DATA SHOWN

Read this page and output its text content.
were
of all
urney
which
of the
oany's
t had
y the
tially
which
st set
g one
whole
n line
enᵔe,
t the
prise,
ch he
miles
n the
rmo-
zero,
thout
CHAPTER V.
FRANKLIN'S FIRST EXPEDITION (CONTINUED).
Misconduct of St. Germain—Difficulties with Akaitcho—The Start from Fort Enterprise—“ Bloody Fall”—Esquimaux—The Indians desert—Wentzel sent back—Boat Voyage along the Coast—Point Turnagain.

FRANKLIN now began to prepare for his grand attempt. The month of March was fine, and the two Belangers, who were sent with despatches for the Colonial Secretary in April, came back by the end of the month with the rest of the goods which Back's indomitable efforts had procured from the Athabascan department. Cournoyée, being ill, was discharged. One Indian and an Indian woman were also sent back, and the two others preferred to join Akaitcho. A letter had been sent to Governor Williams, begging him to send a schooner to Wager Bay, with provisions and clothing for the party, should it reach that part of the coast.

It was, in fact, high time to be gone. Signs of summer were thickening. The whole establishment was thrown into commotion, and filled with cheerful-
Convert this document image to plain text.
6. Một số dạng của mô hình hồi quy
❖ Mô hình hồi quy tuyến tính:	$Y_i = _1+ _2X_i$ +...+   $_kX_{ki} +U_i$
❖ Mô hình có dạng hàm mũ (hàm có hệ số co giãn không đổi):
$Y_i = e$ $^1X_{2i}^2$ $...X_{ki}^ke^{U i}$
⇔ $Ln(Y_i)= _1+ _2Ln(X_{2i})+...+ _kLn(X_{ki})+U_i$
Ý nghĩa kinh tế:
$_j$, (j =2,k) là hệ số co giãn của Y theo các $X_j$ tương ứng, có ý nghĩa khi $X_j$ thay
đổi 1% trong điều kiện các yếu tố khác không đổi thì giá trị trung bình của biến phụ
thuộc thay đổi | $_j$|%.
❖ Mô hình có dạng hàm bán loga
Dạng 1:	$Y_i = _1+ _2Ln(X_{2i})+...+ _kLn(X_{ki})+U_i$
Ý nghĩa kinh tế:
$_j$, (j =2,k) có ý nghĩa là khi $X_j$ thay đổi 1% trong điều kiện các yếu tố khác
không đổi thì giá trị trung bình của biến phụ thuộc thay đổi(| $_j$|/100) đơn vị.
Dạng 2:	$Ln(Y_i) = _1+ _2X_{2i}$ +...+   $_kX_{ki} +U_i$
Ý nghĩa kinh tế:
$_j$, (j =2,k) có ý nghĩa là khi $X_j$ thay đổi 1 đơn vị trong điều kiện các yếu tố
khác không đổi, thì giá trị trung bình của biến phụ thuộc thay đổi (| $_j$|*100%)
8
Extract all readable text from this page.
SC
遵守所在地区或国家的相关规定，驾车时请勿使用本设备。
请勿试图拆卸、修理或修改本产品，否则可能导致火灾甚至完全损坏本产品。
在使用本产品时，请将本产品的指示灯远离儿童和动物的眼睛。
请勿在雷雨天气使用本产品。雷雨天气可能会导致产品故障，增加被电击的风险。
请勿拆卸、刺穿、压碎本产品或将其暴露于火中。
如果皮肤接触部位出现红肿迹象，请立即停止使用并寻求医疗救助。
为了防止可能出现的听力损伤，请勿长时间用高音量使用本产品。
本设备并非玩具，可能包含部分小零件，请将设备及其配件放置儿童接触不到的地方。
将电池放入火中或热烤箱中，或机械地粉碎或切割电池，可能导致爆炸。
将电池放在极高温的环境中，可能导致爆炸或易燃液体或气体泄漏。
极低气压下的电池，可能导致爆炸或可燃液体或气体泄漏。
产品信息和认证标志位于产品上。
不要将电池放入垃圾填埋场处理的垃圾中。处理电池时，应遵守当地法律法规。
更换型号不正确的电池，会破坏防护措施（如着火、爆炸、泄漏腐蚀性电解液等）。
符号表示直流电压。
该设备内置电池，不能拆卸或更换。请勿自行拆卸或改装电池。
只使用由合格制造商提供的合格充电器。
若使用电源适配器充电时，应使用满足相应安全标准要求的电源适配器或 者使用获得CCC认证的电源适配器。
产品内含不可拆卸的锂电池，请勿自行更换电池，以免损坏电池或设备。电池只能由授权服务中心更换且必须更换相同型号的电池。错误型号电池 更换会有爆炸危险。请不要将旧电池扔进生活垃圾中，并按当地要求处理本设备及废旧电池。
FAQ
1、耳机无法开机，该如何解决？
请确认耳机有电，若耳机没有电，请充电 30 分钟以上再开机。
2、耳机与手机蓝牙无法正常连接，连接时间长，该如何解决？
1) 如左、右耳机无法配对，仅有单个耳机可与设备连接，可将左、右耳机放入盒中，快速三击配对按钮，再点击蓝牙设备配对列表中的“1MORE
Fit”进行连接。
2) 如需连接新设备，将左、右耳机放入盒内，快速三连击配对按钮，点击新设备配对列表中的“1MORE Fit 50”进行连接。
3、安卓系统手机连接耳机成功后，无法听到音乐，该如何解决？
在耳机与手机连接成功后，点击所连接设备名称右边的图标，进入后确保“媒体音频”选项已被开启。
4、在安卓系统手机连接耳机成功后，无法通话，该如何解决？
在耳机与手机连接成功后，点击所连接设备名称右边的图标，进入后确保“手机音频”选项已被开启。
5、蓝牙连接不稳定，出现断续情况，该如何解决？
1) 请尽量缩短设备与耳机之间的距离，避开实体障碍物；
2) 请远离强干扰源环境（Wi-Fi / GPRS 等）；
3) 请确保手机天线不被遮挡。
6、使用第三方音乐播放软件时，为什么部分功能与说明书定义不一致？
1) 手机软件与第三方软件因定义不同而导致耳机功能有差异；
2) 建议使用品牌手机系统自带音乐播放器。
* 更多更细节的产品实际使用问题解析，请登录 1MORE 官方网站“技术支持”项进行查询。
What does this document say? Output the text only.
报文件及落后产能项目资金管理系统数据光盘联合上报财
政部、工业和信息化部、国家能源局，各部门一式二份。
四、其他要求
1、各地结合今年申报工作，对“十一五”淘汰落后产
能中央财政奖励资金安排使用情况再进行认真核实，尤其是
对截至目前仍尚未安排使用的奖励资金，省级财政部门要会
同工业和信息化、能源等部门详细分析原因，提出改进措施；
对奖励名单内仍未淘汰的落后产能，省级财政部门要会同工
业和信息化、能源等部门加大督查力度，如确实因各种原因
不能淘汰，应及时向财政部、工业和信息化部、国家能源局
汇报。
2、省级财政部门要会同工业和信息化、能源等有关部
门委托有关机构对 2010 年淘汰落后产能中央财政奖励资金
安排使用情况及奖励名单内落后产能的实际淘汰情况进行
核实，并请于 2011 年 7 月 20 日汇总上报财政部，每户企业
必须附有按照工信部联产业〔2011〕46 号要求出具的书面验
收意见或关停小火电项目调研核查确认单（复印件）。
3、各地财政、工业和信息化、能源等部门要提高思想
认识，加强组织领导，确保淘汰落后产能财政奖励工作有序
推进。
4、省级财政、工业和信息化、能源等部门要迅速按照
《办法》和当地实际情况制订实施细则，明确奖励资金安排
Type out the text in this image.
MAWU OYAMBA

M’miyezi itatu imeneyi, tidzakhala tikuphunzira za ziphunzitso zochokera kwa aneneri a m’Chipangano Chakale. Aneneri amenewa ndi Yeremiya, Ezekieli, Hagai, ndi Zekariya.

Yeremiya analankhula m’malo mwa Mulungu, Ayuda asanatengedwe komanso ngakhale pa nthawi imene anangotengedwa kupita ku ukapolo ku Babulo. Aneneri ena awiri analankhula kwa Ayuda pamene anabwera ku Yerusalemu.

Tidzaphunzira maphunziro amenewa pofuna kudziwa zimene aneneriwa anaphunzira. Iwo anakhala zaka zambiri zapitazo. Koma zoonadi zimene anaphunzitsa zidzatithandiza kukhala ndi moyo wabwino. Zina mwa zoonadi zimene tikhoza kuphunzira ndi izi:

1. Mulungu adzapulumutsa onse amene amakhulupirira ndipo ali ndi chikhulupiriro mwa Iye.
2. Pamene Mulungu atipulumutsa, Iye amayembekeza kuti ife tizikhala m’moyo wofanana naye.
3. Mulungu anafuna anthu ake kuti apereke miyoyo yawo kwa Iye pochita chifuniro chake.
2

TASK REQUIREMENTS
Return exactly, and only, the line containing "What does this" and every line after it through the end of the material.

RESPONSE TO THIS EXERCISE
What does this document say? Output the text only.
报文件及落后产能项目资金管理系统数据光盘联合上报财
政部、工业和信息化部、国家能源局，各部门一式二份。
四、其他要求
1、各地结合今年申报工作，对“十一五”淘汰落后产
能中央财政奖励资金安排使用情况再进行认真核实，尤其是
对截至目前仍尚未安排使用的奖励资金，省级财政部门要会
同工业和信息化、能源等部门详细分析原因，提出改进措施；
对奖励名单内仍未淘汰的落后产能，省级财政部门要会同工
业和信息化、能源等部门加大督查力度，如确实因各种原因
不能淘汰，应及时向财政部、工业和信息化部、国家能源局
汇报。
2、省级财政部门要会同工业和信息化、能源等有关部
门委托有关机构对 2010 年淘汰落后产能中央财政奖励资金
安排使用情况及奖励名单内落后产能的实际淘汰情况进行
核实，并请于 2011 年 7 月 20 日汇总上报财政部，每户企业
必须附有按照工信部联产业〔2011〕46 号要求出具的书面验
收意见或关停小火电项目调研核查确认单（复印件）。
3、各地财政、工业和信息化、能源等部门要提高思想
认识，加强组织领导，确保淘汰落后产能财政奖励工作有序
推进。
4、省级财政、工业和信息化、能源等部门要迅速按照
《办法》和当地实际情况制订实施细则，明确奖励资金安排
Type out the text in this image.
MAWU OYAMBA

M’miyezi itatu imeneyi, tidzakhala tikuphunzira za ziphunzitso zochokera kwa aneneri a m’Chipangano Chakale. Aneneri amenewa ndi Yeremiya, Ezekieli, Hagai, ndi Zekariya.

Yeremiya analankhula m’malo mwa Mulungu, Ayuda asanatengedwe komanso ngakhale pa nthawi imene anangotengedwa kupita ku ukapolo ku Babulo. Aneneri ena awiri analankhula kwa Ayuda pamene anabwera ku Yerusalemu.

Tidzaphunzira maphunziro amenewa pofuna kudziwa zimene aneneriwa anaphunzira. Iwo anakhala zaka zambiri zapitazo. Koma zoonadi zimene anaphunzitsa zidzatithandiza kukhala ndi moyo wabwino. Zina mwa zoonadi zimene tikhoza kuphunzira ndi izi:

1. Mulungu adzapulumutsa onse amene amakhulupirira ndipo ali ndi chikhulupiriro mwa Iye.
2. Pamene Mulungu atipulumutsa, Iye amayembekeza kuti ife tizikhala m’moyo wofanana naye.
3. Mulungu anafuna anthu ake kuti apereke miyoyo yawo kwa Iye pochita chifuniro chake.
2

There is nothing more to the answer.